TASK TO COMPLETE ->
Repeat the listing in full, preserving every character.

— Start STORED ROWS —

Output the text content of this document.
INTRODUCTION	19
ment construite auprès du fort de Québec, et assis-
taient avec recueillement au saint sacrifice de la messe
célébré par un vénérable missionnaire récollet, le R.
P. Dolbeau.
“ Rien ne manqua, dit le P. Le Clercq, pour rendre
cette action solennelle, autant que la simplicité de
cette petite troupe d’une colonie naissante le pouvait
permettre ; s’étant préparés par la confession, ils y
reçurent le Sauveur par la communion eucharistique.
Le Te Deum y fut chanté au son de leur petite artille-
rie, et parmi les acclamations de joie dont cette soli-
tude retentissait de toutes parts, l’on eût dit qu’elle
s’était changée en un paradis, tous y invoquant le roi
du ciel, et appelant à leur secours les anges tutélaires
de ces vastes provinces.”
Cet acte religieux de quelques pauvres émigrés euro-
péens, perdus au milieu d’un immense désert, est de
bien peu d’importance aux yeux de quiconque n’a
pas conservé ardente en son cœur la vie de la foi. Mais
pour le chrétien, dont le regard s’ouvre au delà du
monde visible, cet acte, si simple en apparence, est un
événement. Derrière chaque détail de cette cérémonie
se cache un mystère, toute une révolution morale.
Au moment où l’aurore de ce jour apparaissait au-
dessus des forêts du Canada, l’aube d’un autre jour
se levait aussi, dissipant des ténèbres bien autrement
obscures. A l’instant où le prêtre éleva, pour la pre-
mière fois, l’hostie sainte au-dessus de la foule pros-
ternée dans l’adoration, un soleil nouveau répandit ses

— End STORED ROWS —

ANSWER TO THE EXERCISE ->
Output the text content of this document.
INTRODUCTION	19
ment construite auprès du fort de Québec, et assis-
taient avec recueillement au saint sacrifice de la messe
célébré par un vénérable missionnaire récollet, le R.
P. Dolbeau.
“ Rien ne manqua, dit le P. Le Clercq, pour rendre
cette action solennelle, autant que la simplicité de
cette petite troupe d’une colonie naissante le pouvait
permettre ; s’étant préparés par la confession, ils y
reçurent le Sauveur par la communion eucharistique.
Le Te Deum y fut chanté au son de leur petite artille-
rie, et parmi les acclamations de joie dont cette soli-
tude retentissait de toutes parts, l’on eût dit qu’elle
s’était changée en un paradis, tous y invoquant le roi
du ciel, et appelant à leur secours les anges tutélaires
de ces vastes provinces.”
Cet acte religieux de quelques pauvres émigrés euro-
péens, perdus au milieu d’un immense désert, est de
bien peu d’importance aux yeux de quiconque n’a
pas conservé ardente en son cœur la vie de la foi. Mais
pour le chrétien, dont le regard s’ouvre au delà du
monde visible, cet acte, si simple en apparence, est un
événement. Derrière chaque détail de cette cérémonie
se cache un mystère, toute une révolution morale.
Au moment où l’aurore de ce jour apparaissait au-
dessus des forêts du Canada, l’aube d’un autre jour
se levait aussi, dissipant des ténèbres bien autrement
obscures. A l’instant où le prêtre éleva, pour la pre-
mière fois, l’hostie sainte au-dessus de la foule pros-
ternée dans l’adoration, un soleil nouveau répandit ses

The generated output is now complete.